• What you have to do:
Take the data that follows and retype it word for word.

Stored records:
[Start]

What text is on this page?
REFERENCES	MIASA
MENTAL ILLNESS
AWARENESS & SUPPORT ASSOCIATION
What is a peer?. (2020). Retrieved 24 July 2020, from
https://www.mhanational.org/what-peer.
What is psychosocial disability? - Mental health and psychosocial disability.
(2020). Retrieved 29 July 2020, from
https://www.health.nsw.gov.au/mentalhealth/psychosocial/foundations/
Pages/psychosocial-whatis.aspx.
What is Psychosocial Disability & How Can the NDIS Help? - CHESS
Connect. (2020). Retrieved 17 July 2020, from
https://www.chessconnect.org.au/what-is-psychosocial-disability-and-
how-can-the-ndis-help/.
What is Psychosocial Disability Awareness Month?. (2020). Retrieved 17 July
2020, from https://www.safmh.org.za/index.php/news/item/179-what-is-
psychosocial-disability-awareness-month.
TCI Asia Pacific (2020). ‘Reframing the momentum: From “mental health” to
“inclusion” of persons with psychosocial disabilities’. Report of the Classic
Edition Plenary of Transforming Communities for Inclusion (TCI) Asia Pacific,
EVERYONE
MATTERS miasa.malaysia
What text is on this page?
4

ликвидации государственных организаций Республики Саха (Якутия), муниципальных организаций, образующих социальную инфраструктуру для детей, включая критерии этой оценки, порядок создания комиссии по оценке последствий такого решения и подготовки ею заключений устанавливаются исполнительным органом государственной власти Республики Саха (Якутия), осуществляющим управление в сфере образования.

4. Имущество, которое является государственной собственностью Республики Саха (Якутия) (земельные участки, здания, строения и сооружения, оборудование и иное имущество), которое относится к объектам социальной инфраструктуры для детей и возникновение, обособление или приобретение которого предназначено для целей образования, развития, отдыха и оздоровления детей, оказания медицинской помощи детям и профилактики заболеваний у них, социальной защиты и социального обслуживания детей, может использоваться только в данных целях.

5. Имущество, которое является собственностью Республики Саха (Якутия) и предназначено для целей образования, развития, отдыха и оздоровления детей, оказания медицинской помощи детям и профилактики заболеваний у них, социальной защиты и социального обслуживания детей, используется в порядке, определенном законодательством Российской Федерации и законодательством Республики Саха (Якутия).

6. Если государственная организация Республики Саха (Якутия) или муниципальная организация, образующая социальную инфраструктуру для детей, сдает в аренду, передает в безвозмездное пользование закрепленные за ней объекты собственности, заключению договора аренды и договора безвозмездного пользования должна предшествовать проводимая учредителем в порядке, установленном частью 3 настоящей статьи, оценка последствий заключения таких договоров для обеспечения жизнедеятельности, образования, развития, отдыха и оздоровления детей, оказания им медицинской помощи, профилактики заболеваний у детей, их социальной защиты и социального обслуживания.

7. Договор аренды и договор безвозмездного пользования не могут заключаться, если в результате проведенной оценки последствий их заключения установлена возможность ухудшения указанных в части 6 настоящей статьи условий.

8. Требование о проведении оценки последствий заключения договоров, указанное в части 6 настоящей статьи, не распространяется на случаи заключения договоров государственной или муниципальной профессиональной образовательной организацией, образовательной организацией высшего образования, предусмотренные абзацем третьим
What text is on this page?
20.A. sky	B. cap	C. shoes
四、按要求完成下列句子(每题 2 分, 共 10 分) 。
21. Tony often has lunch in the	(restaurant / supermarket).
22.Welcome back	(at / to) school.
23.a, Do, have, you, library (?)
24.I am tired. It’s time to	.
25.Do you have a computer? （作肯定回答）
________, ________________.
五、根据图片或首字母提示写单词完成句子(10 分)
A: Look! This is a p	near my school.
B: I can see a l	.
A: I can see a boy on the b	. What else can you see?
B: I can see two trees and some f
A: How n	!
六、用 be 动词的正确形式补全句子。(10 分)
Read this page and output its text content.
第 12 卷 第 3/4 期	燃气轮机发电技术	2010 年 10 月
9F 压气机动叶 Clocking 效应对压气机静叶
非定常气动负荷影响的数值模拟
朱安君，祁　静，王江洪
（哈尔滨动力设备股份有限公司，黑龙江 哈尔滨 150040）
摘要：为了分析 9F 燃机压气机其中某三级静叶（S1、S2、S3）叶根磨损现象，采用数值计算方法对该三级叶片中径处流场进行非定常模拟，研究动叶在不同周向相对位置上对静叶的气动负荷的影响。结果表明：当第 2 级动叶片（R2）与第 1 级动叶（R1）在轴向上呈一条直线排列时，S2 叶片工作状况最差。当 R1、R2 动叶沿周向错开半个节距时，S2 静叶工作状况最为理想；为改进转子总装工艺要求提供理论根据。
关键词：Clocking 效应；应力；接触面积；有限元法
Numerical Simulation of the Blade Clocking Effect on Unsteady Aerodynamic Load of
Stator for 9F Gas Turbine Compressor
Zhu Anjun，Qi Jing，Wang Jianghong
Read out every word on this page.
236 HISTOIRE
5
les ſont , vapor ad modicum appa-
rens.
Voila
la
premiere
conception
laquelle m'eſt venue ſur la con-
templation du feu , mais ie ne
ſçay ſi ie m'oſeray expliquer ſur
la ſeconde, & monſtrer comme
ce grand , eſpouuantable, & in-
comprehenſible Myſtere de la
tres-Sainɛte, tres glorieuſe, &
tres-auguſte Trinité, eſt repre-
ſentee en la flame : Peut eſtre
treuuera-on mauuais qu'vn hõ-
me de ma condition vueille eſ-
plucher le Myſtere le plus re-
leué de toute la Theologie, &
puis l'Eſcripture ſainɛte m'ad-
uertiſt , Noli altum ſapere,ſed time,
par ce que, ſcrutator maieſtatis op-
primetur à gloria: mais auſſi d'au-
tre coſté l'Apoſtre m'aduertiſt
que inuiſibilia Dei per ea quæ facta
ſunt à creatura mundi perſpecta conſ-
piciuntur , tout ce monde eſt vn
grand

[End]

• Task solution:
What text is on this page?
REFERENCES	MIASA
MENTAL ILLNESS
AWARENESS & SUPPORT ASSOCIATION
What is a peer?. (2020). Retrieved 24 July 2020, from
https://www.mhanational.org/what-peer.
What is psychosocial disability? - Mental health and psychosocial disability.
(2020). Retrieved 29 July 2020, from
https://www.health.nsw.gov.au/mentalhealth/psychosocial/foundations/
Pages/psychosocial-whatis.aspx.
What is Psychosocial Disability & How Can the NDIS Help? - CHESS
Connect. (2020). Retrieved 17 July 2020, from
https://www.chessconnect.org.au/what-is-psychosocial-disability-and-
how-can-the-ndis-help/.
What is Psychosocial Disability Awareness Month?. (2020). Retrieved 17 July
2020, from https://www.safmh.org.za/index.php/news/item/179-what-is-
psychosocial-disability-awareness-month.
TCI Asia Pacific (2020). ‘Reframing the momentum: From “mental health” to
“inclusion” of persons with psychosocial disabilities’. Report of the Classic
Edition Plenary of Transforming Communities for Inclusion (TCI) Asia Pacific,
EVERYONE
MATTERS miasa.malaysia
What text is on this page?
4

ликвидации государственных организаций Республики Саха (Якутия), муниципальных организаций, образующих социальную инфраструктуру для детей, включая критерии этой оценки, порядок создания комиссии по оценке последствий такого решения и подготовки ею заключений устанавливаются исполнительным органом государственной власти Республики Саха (Якутия), осуществляющим управление в сфере образования.

4. Имущество, которое является государственной собственностью Республики Саха (Якутия) (земельные участки, здания, строения и сооружения, оборудование и иное имущество), которое относится к объектам социальной инфраструктуры для детей и возникновение, обособление или приобретение которого предназначено для целей образования, развития, отдыха и оздоровления детей, оказания медицинской помощи детям и профилактики заболеваний у них, социальной защиты и социального обслуживания детей, может использоваться только в данных целях.

5. Имущество, которое является собственностью Республики Саха (Якутия) и предназначено для целей образования, развития, отдыха и оздоровления детей, оказания медицинской помощи детям и профилактики заболеваний у них, социальной защиты и социального обслуживания детей, используется в порядке, определенном законодательством Российской Федерации и законодательством Республики Саха (Якутия).

6. Если государственная организация Республики Саха (Якутия) или муниципальная организация, образующая социальную инфраструктуру для детей, сдает в аренду, передает в безвозмездное пользование закрепленные за ней объекты собственности, заключению договора аренды и договора безвозмездного пользования должна предшествовать проводимая учредителем в порядке, установленном частью 3 настоящей статьи, оценка последствий заключения таких договоров для обеспечения жизнедеятельности, образования, развития, отдыха и оздоровления детей, оказания им медицинской помощи, профилактики заболеваний у детей, их социальной защиты и социального обслуживания.

7. Договор аренды и договор безвозмездного пользования не могут заключаться, если в результате проведенной оценки последствий их заключения установлена возможность ухудшения указанных в части 6 настоящей статьи условий.

8. Требование о проведении оценки последствий заключения договоров, указанное в части 6 настоящей статьи, не распространяется на случаи заключения договоров государственной или муниципальной профессиональной образовательной организацией, образовательной организацией высшего образования, предусмотренные абзацем третьим
What text is on this page?
20.A. sky	B. cap	C. shoes
四、按要求完成下列句子(每题 2 分, 共 10 分) 。
21. Tony often has lunch in the	(restaurant / supermarket).
22.Welcome back	(at / to) school.
23.a, Do, have, you, library (?)
24.I am tired. It’s time to	.
25.Do you have a computer? （作肯定回答）
________, ________________.
五、根据图片或首字母提示写单词完成句子(10 分)
A: Look! This is a p	near my school.
B: I can see a l	.
A: I can see a boy on the b	. What else can you see?
B: I can see two trees and some f
A: How n	!
六、用 be 动词的正确形式补全句子。(10 分)
Read this page and output its text content.
第 12 卷 第 3/4 期	燃气轮机发电技术	2010 年 10 月
9F 压气机动叶 Clocking 效应对压气机静叶
非定常气动负荷影响的数值模拟
朱安君，祁　静，王江洪
（哈尔滨动力设备股份有限公司，黑龙江 哈尔滨 150040）
摘要：为了分析 9F 燃机压气机其中某三级静叶（S1、S2、S3）叶根磨损现象，采用数值计算方法对该三级叶片中径处流场进行非定常模拟，研究动叶在不同周向相对位置上对静叶的气动负荷的影响。结果表明：当第 2 级动叶片（R2）与第 1 级动叶（R1）在轴向上呈一条直线排列时，S2 叶片工作状况最差。当 R1、R2 动叶沿周向错开半个节距时，S2 静叶工作状况最为理想；为改进转子总装工艺要求提供理论根据。
关键词：Clocking 效应；应力；接触面积；有限元法
Numerical Simulation of the Blade Clocking Effect on Unsteady Aerodynamic Load of
Stator for 9F Gas Turbine Compressor
Zhu Anjun，Qi Jing，Wang Jianghong
Read out every word on this page.
236 HISTOIRE
5
les ſont , vapor ad modicum appa-
rens.
Voila
la
premiere
conception
laquelle m'eſt venue ſur la con-
templation du feu , mais ie ne
ſçay ſi ie m'oſeray expliquer ſur
la ſeconde, & monſtrer comme
ce grand , eſpouuantable, & in-
comprehenſible Myſtere de la
tres-Sainɛte, tres glorieuſe, &
tres-auguſte Trinité, eſt repre-
ſentee en la flame : Peut eſtre
treuuera-on mauuais qu'vn hõ-
me de ma condition vueille eſ-
plucher le Myſtere le plus re-
leué de toute la Theologie, &
puis l'Eſcripture ſainɛte m'ad-
uertiſt , Noli altum ſapere,ſed time,
par ce que, ſcrutator maieſtatis op-
primetur à gloria: mais auſſi d'au-
tre coſté l'Apoſtre m'aduertiſt
que inuiſibilia Dei per ea quæ facta
ſunt à creatura mundi perſpecta conſ-
piciuntur , tout ce monde eſt vn
grand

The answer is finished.